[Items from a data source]

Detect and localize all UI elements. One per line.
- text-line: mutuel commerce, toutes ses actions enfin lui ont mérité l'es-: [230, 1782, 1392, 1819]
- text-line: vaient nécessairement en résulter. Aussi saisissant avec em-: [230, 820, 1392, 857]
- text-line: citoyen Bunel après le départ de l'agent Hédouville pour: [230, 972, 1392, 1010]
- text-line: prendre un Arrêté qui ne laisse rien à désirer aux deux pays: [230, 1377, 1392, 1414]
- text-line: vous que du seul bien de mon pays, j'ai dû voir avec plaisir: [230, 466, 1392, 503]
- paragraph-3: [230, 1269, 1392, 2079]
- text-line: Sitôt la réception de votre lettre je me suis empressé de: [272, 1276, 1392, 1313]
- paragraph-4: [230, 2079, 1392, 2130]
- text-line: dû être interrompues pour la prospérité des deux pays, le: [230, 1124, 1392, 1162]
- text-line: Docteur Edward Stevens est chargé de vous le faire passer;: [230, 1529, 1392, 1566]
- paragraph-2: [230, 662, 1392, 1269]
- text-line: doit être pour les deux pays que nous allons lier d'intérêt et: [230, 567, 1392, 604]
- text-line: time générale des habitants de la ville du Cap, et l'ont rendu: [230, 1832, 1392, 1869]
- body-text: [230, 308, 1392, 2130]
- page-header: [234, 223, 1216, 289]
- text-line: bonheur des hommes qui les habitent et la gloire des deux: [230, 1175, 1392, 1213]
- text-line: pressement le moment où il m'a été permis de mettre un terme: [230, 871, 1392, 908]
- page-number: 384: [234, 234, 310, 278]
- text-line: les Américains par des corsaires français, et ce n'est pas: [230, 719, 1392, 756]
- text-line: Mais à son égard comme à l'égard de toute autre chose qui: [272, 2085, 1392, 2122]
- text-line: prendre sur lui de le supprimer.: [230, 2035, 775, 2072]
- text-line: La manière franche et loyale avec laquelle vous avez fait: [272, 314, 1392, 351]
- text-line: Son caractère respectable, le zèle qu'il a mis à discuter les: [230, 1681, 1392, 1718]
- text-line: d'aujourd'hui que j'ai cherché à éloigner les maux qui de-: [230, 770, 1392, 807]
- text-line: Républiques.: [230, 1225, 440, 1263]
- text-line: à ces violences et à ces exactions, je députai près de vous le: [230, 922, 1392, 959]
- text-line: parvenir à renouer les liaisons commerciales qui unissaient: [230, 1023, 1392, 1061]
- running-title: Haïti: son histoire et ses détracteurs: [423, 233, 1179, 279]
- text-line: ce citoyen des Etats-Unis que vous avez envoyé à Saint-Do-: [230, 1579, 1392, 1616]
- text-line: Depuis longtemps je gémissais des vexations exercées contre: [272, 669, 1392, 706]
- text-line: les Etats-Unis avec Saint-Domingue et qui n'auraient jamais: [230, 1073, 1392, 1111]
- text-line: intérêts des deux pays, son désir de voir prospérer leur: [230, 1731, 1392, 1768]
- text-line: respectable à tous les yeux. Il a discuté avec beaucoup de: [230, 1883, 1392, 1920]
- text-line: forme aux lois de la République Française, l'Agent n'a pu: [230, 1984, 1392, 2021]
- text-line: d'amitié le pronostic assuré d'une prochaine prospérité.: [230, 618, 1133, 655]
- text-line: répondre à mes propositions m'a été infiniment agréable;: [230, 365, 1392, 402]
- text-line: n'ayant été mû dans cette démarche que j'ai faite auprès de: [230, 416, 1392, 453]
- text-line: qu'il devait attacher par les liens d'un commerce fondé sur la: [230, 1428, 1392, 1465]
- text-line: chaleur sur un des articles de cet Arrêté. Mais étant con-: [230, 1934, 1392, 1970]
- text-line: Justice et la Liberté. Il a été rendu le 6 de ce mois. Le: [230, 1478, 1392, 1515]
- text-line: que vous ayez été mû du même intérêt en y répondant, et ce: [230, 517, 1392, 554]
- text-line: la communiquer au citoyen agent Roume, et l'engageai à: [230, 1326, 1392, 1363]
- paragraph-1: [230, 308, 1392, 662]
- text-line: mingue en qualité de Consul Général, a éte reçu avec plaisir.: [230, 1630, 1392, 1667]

- INSTRUCTION -
Express every line of the data above as a Markdown table with two columns, "Row" for the line's number and "Line" for its text. Leave out any blank lines.

- RESULT FOR THIS EXERCISE -
| Row | Line |
|---|---|
| 1 | Detect and localize all UI elements. One per line. |
| 2 | - text-line: mutuel commerce, toutes ses actions enfin lui ont mérité l'es-: [230, 1782, 1392, 1819] |
| 3 | - text-line: vaient nécessairement en résulter. Aussi saisissant avec em-: [230, 820, 1392, 857] |
| 4 | - text-line: citoyen Bunel après le départ de l'agent Hédouville pour: [230, 972, 1392, 1010] |
| 5 | - text-line: prendre un Arrêté qui ne laisse rien à désirer aux deux pays: [230, 1377, 1392, 1414] |
| 6 | - text-line: vous que du seul bien de mon pays, j'ai dû voir avec plaisir: [230, 466, 1392, 503] |
| 7 | - paragraph-3: [230, 1269, 1392, 2079] |
| 8 | - text-line: Sitôt la réception de votre lettre je me suis empressé de: [272, 1276, 1392, 1313] |
| 9 | - paragraph-4: [230, 2079, 1392, 2130] |
| 10 | - text-line: dû être interrompues pour la prospérité des deux pays, le: [230, 1124, 1392, 1162] |
| 11 | - text-line: Docteur Edward Stevens est chargé de vous le faire passer;: [230, 1529, 1392, 1566] |
| 12 | - paragraph-2: [230, 662, 1392, 1269] |
| 13 | - text-line: doit être pour les deux pays que nous allons lier d'intérêt et: [230, 567, 1392, 604] |
| 14 | - text-line: time générale des habitants de la ville du Cap, et l'ont rendu: [230, 1832, 1392, 1869] |
| 15 | - body-text: [230, 308, 1392, 2130] |
| 16 | - page-header: [234, 223, 1216, 289] |
| 17 | - text-line: bonheur des hommes qui les habitent et la gloire des deux: [230, 1175, 1392, 1213] |
| 18 | - text-line: pressement le moment où il m'a été permis de mettre un terme: [230, 871, 1392, 908] |
| 19 | - page-number: 384: [234, 234, 310, 278] |
| 20 | - text-line: les Américains par des corsaires français, et ce n'est pas: [230, 719, 1392, 756] |
| 21 | - text-line: Mais à son égard comme à l'égard de toute autre chose qui: [272, 2085, 1392, 2122] |
| 22 | - text-line: prendre sur lui de le supprimer.: [230, 2035, 775, 2072] |
| 23 | - text-line: La manière franche et loyale avec laquelle vous avez fait: [272, 314, 1392, 351] |
| 24 | - text-line: Son caractère respectable, le zèle qu'il a mis à discuter les: [230, 1681, 1392, 1718] |
| 25 | - text-line: d'aujourd'hui que j'ai cherché à éloigner les maux qui de-: [230, 770, 1392, 807] |
| 26 | - text-line: Républiques.: [230, 1225, 440, 1263] |
| 27 | - text-line: à ces violences et à ces exactions, je députai près de vous le: [230, 922, 1392, 959] |
| 28 | - text-line: parvenir à renouer les liaisons commerciales qui unissaient: [230, 1023, 1392, 1061] |
| 29 | - running-title: Haïti: son histoire et ses détracteurs: [423, 233, 1179, 279] |
| 30 | - text-line: ce citoyen des Etats-Unis que vous avez envoyé à Saint-Do-: [230, 1579, 1392, 1616] |
| 31 | - text-line: Depuis longtemps je gémissais des vexations exercées contre: [272, 669, 1392, 706] |
| 32 | - text-line: les Etats-Unis avec Saint-Domingue et qui n'auraient jamais: [230, 1073, 1392, 1111] |
| 33 | - text-line: intérêts des deux pays, son désir de voir prospérer leur: [230, 1731, 1392, 1768] |
| 34 | - text-line: respectable à tous les yeux. Il a discuté avec beaucoup de: [230, 1883, 1392, 1920] |
| 35 | - text-line: forme aux lois de la République Française, l'Agent n'a pu: [230, 1984, 1392, 2021] |
| 36 | - text-line: d'amitié le pronostic assuré d'une prochaine prospérité.: [230, 618, 1133, 655] |
| 37 | - text-line: répondre à mes propositions m'a été infiniment agréable;: [230, 365, 1392, 402] |
| 38 | - text-line: n'ayant été mû dans cette démarche que j'ai faite auprès de: [230, 416, 1392, 453] |
| 39 | - text-line: qu'il devait attacher par les liens d'un commerce fondé sur la: [230, 1428, 1392, 1465] |
| 40 | - text-line: chaleur sur un des articles de cet Arrêté. Mais étant con-: [230, 1934, 1392, 1970] |
| 41 | - text-line: Justice et la Liberté. Il a été rendu le 6 de ce mois. Le: [230, 1478, 1392, 1515] |
| 42 | - text-line: que vous ayez été mû du même intérêt en y répondant, et ce: [230, 517, 1392, 554] |
| 43 | - text-line: la communiquer au citoyen agent Roume, et l'engageai à: [230, 1326, 1392, 1363] |
| 44 | - paragraph-1: [230, 308, 1392, 662] |
| 45 | - text-line: mingue en qualité de Consul Général, a éte reçu avec plaisir.: [230, 1630, 1392, 1667] |